As integrated-device manufacturers demonstrate renewed interest in erecting 300-mm-wafer fabs, foundry players are securing a place of their own in the race to bring the next-generation plants on line.
United Microelectronics Corp.'s announcement last week that it will build a 300-mm-wafer fab with Hitachi Ltd. is the latest indication that foundries intend to take advantage of an industry boom, a trend toward production outsourcing, and increased demand for devices requiring both advanced IC design and system-on-a-chip integration.
Fab construction at foundries like UMC and rival Taiwan Semiconductor Manufacturing Co. Ltd. is bucking previous cycles in which foundries took a back seat to IDMs, which forged the way for leading-edge technology.
"The foundries will be among the first to take advantage of 300-mm wafers in production," said analyst James Hines of Dataquest Inc., San Jose. "Many of the announcements we have seen recently are being driven in part by the need to bring on more capacity.
"The foundries, and chip makers in general, are moving into another growth cycle. They're earning the profits to fund capital growth and are making more strategic decisions about going to 300 mm," he said.
Under the arrangement with Hitachi, UMC, Hsinchu, Taiwan, will establish a joint-venture company to manufacture 300-mm wafers at a Hitachi site in Japan's Ibaraki prefecture. The yet-to-be-named venture is expected to begin mass production by April 2001, with a manufacturing run rate of 7,000 wafers per month by the second half of the year, the companies said.

Direction A:
Find each line in the rows that contains the string "Output" and copy those lines out. Case counts.
The rows that follow have no connection to the article above.

Entries supplied:

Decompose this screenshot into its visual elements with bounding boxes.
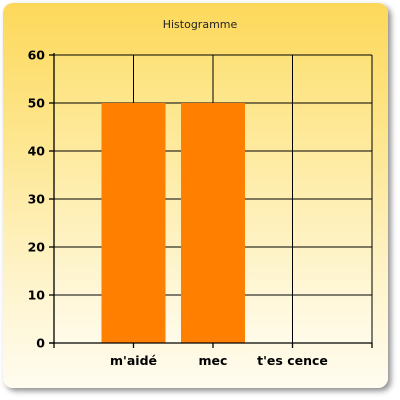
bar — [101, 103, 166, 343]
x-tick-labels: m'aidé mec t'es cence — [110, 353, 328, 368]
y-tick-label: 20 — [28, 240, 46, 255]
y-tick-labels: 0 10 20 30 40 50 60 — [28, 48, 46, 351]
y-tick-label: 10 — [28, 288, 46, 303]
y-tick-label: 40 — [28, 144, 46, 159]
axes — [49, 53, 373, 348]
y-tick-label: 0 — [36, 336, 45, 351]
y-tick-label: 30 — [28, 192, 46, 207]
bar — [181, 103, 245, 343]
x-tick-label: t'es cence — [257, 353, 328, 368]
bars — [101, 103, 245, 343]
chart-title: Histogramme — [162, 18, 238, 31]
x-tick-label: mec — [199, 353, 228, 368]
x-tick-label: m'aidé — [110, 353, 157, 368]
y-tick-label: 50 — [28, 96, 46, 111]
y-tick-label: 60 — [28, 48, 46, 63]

...

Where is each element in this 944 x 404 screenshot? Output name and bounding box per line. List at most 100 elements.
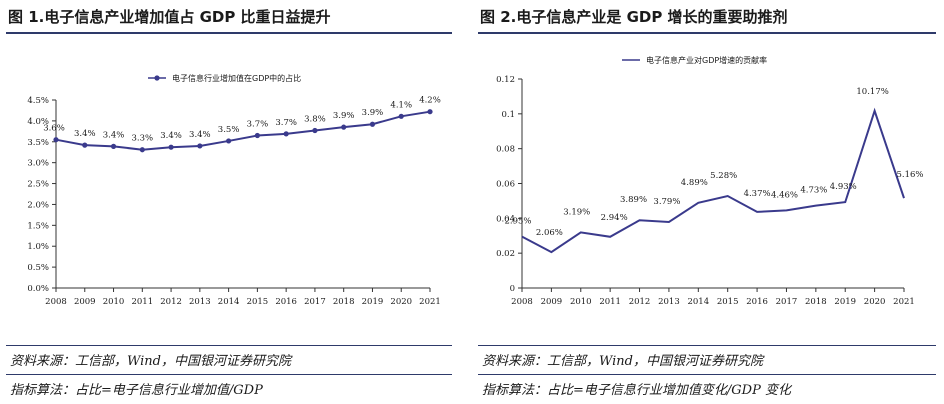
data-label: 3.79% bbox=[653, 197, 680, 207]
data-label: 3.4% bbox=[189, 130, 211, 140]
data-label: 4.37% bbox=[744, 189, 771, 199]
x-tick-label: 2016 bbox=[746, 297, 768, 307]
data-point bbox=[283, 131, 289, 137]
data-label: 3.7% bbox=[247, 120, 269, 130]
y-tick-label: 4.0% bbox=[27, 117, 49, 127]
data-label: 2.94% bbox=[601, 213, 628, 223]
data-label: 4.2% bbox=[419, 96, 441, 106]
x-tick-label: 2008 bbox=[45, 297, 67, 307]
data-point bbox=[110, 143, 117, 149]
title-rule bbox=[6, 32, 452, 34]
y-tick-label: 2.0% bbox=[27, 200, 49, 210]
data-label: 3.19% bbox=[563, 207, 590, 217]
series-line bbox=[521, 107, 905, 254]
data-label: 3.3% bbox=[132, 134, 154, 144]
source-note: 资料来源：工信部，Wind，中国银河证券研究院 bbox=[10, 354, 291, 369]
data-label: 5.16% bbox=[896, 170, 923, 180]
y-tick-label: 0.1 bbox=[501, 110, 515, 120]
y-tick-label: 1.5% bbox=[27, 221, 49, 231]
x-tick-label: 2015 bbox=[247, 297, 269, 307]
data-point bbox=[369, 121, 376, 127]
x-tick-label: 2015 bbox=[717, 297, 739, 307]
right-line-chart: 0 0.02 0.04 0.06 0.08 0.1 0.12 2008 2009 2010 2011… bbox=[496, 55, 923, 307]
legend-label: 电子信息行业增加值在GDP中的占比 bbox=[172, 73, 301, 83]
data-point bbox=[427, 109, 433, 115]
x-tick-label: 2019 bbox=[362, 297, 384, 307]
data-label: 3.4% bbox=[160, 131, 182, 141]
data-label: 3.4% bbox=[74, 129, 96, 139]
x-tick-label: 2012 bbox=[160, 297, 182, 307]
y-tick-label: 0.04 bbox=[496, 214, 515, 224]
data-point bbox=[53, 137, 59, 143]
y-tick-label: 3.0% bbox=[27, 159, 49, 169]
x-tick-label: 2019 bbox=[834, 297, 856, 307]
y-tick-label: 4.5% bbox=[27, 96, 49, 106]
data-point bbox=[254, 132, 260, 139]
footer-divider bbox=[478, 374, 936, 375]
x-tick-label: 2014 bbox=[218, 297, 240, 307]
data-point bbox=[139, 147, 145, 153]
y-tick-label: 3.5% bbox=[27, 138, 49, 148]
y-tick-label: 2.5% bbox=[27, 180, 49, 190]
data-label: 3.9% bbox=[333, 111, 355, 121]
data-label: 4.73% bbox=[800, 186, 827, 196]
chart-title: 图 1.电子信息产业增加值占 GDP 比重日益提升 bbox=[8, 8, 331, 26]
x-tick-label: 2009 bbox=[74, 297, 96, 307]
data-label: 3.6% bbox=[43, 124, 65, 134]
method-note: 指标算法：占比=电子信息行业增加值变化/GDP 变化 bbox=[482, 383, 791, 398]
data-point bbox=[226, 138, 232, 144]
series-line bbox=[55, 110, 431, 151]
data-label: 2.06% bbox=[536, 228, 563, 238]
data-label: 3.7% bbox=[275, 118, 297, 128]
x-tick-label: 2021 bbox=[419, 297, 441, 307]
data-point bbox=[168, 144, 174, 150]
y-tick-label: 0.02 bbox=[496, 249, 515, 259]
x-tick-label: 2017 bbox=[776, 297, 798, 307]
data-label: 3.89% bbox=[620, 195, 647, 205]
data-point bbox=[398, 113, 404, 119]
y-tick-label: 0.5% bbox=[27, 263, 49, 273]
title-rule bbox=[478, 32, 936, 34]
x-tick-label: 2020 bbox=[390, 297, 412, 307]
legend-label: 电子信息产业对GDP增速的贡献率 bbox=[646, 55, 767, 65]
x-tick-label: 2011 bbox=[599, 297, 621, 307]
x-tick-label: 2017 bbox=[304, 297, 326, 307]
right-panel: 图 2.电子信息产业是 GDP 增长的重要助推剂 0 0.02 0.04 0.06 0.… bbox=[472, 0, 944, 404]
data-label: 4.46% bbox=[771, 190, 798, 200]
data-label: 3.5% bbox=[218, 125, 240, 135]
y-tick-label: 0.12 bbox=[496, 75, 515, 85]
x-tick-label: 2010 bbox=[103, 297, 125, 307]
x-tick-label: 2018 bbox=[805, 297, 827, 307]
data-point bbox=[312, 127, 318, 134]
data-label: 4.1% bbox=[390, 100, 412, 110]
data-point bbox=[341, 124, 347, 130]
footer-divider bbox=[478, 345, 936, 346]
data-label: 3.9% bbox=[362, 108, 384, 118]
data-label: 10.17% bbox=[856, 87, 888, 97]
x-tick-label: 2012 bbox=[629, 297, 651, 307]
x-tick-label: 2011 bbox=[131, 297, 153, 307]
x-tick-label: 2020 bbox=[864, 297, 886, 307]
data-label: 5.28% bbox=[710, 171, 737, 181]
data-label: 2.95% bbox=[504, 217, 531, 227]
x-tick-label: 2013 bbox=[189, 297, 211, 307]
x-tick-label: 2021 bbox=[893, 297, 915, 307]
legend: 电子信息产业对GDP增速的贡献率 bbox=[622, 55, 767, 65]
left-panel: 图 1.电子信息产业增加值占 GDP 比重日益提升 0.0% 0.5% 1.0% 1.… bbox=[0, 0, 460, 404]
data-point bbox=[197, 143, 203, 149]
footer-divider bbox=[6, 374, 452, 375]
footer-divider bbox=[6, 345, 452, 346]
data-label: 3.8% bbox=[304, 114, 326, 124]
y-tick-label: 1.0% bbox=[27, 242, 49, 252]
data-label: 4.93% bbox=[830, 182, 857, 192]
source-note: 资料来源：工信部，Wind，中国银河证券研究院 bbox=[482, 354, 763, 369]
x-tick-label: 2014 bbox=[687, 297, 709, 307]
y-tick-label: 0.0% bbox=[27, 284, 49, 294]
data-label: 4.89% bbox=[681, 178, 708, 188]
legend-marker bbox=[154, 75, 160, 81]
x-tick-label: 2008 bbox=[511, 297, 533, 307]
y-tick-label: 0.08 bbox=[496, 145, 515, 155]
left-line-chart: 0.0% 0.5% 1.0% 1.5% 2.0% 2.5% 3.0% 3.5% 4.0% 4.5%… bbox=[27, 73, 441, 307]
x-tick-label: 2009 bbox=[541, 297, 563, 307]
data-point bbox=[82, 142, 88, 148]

--

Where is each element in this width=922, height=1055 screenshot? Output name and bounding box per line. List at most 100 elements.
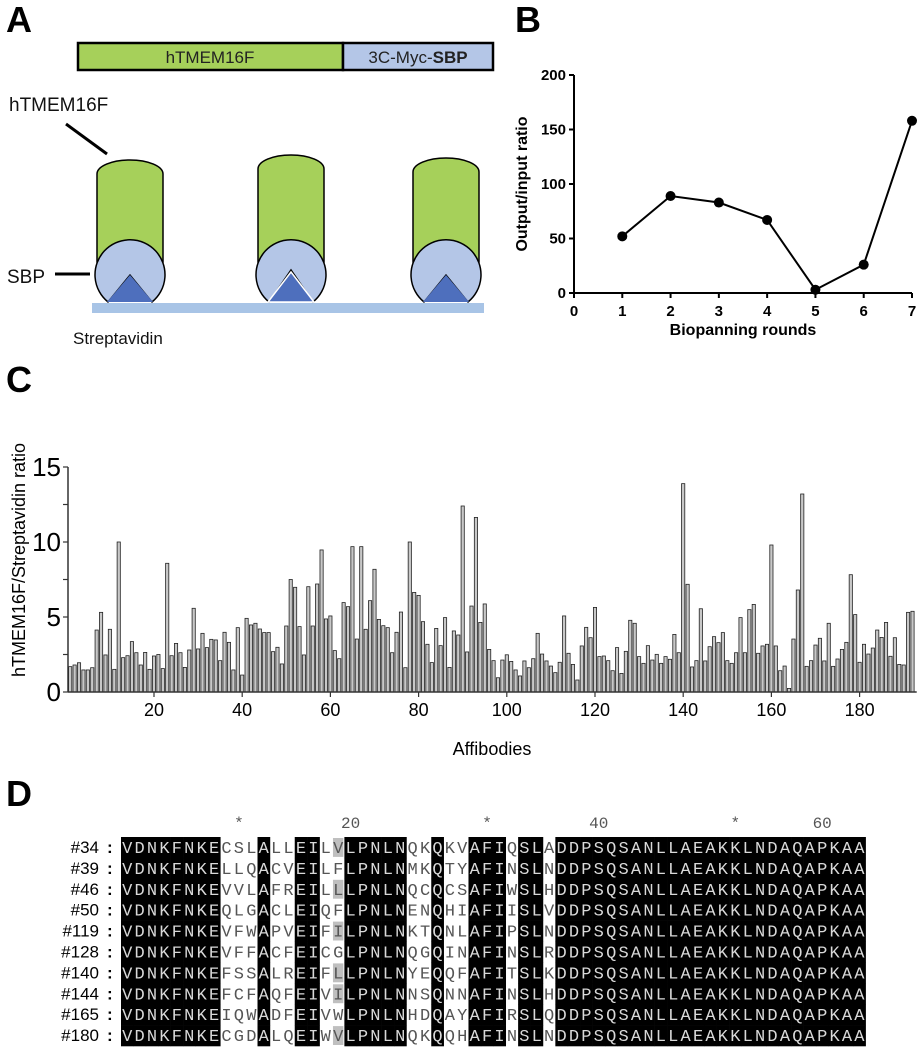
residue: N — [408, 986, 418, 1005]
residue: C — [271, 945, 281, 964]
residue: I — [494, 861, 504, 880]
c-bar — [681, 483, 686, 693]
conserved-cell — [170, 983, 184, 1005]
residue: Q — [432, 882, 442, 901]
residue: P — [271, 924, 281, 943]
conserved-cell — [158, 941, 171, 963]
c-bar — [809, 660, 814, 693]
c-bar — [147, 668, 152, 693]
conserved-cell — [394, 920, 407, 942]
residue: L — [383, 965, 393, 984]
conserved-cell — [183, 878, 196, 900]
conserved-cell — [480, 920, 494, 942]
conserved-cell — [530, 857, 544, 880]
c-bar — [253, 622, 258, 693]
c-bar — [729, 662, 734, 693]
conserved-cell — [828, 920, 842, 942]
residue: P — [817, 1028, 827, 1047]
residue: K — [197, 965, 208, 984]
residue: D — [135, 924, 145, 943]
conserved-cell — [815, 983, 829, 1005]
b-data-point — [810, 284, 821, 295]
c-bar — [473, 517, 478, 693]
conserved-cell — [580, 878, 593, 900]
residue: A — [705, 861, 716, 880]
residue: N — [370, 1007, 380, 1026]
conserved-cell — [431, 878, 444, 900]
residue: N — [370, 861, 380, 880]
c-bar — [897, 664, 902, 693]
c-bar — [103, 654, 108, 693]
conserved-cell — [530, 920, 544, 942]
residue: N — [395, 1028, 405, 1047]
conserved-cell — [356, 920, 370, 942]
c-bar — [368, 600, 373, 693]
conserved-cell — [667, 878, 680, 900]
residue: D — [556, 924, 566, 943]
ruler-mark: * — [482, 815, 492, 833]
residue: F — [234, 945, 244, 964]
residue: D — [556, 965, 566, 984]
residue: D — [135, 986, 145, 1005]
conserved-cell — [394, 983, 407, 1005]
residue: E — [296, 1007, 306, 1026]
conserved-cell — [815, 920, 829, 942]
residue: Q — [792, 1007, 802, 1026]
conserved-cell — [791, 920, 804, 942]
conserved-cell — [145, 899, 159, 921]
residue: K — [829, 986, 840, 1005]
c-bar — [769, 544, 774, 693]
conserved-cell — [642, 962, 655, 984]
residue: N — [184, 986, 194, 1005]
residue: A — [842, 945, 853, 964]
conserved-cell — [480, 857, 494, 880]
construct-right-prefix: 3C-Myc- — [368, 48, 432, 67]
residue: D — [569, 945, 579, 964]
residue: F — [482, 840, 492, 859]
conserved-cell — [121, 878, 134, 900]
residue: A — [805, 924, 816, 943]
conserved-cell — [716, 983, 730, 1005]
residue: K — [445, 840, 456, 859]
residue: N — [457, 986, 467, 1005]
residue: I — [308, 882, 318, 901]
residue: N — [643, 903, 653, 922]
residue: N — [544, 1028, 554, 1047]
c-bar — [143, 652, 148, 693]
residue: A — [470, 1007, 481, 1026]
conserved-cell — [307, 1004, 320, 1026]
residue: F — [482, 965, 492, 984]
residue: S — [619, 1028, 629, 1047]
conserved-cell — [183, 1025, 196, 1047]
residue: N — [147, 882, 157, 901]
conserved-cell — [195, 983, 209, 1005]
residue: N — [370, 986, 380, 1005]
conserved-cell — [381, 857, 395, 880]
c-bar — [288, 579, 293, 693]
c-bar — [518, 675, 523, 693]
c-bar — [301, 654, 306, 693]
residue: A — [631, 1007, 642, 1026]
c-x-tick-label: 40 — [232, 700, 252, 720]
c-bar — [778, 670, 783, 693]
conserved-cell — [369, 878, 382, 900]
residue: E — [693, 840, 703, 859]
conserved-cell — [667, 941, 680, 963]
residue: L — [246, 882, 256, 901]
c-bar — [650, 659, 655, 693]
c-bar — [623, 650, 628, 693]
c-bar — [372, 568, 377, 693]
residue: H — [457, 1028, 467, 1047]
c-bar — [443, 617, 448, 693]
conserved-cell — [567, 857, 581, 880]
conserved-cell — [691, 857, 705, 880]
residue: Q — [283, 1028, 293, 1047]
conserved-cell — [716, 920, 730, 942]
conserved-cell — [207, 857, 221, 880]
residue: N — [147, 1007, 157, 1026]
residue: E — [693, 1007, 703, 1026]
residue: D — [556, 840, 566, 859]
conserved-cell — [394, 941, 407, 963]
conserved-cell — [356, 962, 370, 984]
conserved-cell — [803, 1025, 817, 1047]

Direction B:
In the article on 300-mm-wafer fabs, update the passage starting with "As integrated-device manufacturers" and going on through "plants on line." by replacing "foundry players" with "contract chip makers". Write out the revised passage.

Task solution A:
Where is each element in this 944 x 404 screenshot? Output name and bounding box per line. List at most 100 elements.
Where is each element in this width=922, height=1055 screenshot? Output name and bounding box per line. List at most 100 elements.

Task solution B:
As integrated-device manufacturers demonstrate renewed interest in erecting 300-mm-wafer fabs, contract chip makers are securing a place of their own in the race to bring the next-generation plants on line.